TASK BRIEF:
Pick out every line that holds the string "screenshot" and copy it.

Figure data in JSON
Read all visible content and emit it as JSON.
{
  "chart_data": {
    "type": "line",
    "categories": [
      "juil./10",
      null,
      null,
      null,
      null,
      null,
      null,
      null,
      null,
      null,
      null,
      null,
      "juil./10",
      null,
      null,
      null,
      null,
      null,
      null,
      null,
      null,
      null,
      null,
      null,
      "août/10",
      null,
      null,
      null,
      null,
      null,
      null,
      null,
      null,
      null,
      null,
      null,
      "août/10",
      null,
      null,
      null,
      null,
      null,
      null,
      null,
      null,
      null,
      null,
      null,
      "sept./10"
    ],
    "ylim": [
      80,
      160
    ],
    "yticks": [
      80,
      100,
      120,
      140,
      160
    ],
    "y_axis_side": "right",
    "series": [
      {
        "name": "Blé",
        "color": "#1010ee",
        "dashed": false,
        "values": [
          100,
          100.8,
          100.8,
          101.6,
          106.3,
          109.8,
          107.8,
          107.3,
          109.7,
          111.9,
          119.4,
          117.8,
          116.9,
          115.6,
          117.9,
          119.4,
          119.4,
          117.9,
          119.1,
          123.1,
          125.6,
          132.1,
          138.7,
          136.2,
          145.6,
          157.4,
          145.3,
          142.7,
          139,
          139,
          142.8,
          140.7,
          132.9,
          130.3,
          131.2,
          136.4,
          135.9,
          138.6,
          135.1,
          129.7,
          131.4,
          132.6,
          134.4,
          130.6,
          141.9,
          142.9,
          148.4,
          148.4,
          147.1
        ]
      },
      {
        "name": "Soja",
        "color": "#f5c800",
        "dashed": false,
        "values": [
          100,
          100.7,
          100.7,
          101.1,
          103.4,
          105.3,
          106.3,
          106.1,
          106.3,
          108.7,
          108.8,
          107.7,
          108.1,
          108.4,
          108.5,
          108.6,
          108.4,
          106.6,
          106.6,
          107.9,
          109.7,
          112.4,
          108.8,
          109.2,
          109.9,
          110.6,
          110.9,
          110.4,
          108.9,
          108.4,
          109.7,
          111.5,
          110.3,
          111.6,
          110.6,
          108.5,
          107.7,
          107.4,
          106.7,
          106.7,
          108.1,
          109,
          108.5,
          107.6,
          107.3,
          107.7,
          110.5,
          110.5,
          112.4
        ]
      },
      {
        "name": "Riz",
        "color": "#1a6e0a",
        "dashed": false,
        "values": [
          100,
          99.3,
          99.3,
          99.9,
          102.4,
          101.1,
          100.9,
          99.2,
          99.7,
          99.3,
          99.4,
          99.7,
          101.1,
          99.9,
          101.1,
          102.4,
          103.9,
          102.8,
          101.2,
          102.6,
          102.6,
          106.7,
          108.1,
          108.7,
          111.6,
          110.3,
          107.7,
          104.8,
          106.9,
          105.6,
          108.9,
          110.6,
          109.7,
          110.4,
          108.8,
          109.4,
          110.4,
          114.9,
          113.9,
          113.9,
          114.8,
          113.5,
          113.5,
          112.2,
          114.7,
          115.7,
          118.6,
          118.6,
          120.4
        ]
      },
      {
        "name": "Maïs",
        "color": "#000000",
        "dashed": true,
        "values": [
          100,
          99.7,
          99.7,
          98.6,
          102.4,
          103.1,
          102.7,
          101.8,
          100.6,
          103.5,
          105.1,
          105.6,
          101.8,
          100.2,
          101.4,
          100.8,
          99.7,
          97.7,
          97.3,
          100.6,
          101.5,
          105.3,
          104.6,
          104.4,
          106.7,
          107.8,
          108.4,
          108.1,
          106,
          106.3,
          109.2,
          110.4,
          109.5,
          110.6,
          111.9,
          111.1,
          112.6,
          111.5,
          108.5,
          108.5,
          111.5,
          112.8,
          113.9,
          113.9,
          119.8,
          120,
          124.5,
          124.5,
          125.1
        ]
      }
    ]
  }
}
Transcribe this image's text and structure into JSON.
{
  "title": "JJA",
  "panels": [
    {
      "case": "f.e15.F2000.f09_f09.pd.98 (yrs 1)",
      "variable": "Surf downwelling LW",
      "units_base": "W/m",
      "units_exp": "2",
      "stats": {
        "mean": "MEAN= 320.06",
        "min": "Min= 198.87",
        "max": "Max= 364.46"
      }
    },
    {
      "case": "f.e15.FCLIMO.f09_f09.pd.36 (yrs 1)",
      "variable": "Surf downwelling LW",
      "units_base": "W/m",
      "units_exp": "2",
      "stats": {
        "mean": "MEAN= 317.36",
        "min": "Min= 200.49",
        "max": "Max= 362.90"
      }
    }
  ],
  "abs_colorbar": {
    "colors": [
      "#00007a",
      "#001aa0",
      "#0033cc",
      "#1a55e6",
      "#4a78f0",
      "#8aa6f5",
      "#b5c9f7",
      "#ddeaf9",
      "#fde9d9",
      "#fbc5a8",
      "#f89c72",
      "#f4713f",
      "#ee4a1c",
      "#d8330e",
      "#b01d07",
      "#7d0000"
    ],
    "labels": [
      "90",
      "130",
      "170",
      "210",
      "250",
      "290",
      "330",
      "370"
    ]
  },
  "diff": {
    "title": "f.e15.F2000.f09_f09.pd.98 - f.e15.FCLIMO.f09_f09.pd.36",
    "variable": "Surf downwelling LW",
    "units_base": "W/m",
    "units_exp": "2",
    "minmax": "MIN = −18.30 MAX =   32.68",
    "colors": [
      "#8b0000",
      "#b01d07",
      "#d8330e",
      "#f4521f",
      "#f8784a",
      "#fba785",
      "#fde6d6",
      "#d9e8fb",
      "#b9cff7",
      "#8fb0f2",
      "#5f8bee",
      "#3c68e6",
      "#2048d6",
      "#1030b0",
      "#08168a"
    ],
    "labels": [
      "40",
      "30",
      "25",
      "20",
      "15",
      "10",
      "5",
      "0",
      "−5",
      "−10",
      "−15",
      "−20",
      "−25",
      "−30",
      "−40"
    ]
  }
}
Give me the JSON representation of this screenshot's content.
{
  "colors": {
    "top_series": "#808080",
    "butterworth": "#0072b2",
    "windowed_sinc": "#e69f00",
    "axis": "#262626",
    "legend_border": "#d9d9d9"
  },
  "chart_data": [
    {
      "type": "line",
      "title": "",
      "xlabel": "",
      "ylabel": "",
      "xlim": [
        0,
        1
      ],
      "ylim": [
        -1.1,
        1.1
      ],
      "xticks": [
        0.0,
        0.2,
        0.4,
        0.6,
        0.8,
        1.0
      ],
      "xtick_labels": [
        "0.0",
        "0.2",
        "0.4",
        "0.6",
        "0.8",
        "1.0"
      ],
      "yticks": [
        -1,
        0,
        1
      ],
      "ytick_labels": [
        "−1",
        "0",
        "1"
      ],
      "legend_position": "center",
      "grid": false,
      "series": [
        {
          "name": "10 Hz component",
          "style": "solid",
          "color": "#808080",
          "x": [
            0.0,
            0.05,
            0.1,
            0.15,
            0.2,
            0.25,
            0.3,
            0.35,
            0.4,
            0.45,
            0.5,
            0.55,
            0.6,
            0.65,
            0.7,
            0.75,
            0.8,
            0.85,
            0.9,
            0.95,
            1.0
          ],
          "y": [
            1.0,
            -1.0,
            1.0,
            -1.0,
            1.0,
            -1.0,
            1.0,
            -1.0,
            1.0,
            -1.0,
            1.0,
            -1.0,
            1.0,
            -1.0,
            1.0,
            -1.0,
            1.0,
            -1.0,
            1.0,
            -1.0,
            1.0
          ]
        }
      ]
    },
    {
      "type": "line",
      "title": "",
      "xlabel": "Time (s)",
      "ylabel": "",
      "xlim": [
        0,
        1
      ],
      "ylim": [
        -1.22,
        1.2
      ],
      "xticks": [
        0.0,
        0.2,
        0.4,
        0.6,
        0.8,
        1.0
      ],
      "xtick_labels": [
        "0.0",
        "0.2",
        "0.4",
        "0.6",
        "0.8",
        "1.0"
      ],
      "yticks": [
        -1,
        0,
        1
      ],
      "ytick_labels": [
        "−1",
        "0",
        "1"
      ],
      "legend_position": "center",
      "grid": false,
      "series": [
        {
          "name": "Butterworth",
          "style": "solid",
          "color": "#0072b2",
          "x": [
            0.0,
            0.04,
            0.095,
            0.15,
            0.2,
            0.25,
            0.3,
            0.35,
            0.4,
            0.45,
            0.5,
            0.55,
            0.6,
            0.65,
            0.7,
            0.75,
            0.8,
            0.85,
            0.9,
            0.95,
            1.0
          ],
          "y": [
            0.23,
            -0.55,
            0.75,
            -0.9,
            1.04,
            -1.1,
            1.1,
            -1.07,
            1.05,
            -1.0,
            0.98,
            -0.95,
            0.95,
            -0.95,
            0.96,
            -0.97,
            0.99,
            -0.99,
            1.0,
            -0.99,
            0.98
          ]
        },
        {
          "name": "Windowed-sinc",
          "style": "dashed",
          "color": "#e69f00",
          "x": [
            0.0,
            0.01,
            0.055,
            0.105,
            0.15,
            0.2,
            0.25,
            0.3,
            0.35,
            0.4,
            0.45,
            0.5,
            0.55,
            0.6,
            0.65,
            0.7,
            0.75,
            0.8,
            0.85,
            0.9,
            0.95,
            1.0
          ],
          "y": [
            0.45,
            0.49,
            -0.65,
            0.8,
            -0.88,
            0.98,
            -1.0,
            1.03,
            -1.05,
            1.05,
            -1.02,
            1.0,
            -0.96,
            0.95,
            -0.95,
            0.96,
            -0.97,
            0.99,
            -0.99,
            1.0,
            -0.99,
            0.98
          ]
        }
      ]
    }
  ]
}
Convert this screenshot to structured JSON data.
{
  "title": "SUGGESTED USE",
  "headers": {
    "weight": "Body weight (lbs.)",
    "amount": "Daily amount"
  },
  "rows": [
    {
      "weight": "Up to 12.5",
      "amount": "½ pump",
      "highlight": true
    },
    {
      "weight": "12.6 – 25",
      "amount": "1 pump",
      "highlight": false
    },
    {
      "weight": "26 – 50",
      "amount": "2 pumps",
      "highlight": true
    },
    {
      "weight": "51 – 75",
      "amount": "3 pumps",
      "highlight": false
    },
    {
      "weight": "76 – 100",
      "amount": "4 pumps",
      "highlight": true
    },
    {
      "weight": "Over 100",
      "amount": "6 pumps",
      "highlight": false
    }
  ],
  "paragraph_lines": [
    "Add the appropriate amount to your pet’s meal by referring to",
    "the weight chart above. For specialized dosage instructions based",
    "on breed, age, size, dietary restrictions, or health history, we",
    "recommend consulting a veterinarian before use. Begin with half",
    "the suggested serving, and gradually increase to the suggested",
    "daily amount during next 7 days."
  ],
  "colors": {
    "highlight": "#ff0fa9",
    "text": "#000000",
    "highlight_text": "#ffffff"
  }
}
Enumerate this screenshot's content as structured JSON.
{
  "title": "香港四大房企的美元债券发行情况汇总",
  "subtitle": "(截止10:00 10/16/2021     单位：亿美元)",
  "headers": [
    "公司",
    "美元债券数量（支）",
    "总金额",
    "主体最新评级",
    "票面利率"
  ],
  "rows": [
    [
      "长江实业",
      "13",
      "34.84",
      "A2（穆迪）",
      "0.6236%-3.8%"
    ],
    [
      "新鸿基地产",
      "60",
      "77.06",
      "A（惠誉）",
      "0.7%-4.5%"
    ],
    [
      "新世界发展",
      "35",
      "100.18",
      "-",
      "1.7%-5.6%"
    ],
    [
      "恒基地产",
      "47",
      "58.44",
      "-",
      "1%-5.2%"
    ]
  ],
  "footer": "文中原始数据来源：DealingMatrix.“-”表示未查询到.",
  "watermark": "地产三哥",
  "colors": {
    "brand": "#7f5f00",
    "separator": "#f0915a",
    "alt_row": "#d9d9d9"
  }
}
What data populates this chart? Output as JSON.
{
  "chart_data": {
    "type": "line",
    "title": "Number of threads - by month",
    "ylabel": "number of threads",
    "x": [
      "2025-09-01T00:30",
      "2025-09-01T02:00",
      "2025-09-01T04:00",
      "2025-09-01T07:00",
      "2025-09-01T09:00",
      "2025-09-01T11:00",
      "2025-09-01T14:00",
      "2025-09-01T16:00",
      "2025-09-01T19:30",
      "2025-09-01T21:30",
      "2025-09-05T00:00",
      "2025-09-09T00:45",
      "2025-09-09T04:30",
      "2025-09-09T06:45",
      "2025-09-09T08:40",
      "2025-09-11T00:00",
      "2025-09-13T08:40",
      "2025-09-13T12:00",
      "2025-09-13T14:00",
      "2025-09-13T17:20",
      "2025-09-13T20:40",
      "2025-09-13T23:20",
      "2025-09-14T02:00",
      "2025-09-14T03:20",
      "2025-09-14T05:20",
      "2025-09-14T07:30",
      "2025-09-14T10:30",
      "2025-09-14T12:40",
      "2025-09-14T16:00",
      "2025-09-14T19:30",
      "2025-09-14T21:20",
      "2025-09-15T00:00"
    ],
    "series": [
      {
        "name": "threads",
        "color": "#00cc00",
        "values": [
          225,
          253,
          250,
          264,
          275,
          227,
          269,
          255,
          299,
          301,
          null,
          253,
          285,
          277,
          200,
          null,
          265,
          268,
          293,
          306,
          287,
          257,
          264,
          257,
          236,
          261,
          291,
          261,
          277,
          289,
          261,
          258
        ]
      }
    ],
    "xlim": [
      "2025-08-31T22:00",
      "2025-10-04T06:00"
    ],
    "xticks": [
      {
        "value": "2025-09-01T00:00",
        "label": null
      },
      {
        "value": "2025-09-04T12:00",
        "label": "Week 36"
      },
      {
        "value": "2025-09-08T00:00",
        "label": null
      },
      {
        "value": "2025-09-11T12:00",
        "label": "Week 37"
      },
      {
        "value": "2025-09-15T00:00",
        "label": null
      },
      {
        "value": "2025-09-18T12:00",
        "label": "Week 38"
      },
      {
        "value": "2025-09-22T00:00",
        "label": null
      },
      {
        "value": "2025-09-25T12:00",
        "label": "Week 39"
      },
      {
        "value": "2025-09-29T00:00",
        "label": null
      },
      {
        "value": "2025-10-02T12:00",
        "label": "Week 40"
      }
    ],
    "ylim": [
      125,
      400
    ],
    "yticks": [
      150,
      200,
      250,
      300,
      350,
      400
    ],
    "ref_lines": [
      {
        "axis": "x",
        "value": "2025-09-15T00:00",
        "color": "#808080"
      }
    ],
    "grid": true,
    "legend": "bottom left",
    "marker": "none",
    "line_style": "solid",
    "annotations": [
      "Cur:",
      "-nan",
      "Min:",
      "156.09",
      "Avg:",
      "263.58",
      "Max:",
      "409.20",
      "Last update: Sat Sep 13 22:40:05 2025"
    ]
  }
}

REPLY:
Give me the JSON representation of this screenshot's content.
Convert this screenshot to structured JSON data.
Enumerate this screenshot's content as structured JSON.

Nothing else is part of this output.